-- START INPUT --

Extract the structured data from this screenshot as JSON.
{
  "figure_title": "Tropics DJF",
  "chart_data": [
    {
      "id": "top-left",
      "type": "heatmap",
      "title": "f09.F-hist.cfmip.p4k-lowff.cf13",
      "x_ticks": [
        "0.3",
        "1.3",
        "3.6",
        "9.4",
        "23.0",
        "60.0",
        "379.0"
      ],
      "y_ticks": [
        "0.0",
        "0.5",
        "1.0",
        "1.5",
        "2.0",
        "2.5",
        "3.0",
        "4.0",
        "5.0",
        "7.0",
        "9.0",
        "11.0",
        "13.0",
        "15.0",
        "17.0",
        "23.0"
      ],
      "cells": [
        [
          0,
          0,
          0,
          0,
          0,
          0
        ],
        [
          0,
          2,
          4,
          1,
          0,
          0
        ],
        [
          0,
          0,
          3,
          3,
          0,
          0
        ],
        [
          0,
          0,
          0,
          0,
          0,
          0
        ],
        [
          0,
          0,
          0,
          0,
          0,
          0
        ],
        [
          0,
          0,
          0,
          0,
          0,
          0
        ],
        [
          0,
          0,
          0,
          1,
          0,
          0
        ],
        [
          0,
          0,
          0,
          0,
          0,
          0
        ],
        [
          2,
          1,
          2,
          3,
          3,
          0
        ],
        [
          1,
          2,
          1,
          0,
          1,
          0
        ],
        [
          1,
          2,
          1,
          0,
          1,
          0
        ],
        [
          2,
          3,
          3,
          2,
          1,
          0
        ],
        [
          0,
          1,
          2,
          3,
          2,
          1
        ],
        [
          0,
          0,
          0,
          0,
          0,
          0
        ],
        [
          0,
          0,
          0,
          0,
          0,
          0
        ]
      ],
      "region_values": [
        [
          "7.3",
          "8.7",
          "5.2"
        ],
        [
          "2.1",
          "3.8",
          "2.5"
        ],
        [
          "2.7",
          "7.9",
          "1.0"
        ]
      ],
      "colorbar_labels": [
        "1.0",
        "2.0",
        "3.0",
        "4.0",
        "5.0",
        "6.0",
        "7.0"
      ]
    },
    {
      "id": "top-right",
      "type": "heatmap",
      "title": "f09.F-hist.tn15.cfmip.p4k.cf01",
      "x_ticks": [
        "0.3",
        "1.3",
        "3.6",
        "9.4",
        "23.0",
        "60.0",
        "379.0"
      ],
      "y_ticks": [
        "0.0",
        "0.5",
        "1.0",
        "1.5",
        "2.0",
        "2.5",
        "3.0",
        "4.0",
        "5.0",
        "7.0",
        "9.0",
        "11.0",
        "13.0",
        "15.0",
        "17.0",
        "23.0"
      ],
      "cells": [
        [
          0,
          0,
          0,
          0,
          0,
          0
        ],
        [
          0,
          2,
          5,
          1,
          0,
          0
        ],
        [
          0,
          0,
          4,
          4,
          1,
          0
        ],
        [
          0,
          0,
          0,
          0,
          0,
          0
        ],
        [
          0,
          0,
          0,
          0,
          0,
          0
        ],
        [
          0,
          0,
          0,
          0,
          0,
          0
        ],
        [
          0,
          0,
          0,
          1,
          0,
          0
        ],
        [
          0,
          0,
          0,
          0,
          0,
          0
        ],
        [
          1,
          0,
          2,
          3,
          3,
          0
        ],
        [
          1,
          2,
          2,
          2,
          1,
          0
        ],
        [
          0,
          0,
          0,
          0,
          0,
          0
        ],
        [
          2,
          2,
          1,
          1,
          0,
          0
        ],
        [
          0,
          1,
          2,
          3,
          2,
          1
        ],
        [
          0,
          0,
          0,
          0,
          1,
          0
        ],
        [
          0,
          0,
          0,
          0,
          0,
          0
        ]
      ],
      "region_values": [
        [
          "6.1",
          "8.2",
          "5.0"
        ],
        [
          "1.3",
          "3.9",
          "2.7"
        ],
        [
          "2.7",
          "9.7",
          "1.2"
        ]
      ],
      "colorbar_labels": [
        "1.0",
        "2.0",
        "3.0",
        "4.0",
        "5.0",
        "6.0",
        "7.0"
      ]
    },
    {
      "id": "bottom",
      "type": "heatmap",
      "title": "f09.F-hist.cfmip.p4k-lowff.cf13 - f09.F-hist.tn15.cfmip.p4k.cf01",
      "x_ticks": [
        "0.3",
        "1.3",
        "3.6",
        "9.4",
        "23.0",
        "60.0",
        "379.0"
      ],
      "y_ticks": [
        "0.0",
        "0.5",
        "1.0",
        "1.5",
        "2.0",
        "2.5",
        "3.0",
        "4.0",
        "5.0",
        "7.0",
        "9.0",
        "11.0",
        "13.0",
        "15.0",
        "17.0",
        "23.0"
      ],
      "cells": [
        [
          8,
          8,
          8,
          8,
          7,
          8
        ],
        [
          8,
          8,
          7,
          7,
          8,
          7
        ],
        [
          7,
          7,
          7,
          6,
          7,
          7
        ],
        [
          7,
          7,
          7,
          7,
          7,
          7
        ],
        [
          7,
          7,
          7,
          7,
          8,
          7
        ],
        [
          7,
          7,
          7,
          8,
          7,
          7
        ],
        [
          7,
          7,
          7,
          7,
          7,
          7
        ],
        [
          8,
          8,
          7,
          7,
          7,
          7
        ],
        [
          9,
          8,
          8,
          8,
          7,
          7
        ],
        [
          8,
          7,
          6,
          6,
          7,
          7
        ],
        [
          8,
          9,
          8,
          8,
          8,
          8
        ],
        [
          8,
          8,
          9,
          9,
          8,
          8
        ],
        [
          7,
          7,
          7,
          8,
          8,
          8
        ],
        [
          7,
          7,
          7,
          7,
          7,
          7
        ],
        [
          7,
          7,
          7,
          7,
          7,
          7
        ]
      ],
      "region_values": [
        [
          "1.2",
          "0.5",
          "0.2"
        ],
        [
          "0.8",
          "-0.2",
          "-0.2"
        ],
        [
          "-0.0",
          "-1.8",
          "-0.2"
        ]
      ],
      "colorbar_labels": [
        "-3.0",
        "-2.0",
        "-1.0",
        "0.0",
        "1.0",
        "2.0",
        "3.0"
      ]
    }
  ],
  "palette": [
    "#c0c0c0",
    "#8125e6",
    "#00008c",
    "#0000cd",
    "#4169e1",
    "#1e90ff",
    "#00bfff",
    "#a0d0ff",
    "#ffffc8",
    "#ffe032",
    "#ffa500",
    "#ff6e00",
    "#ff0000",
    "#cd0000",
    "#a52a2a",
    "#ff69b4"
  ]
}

-- END INPUT --

Pull out each line of the entries that contains "cfmip".

      "title": "f09.F-hist.cfmip.p4k-lowff.cf13",
      "title": "f09.F-hist.tn15.cfmip.p4k.cf01",
      "title": "f09.F-hist.cfmip.p4k-lowff.cf13 - f09.F-hist.tn15.cfmip.p4k.cf01",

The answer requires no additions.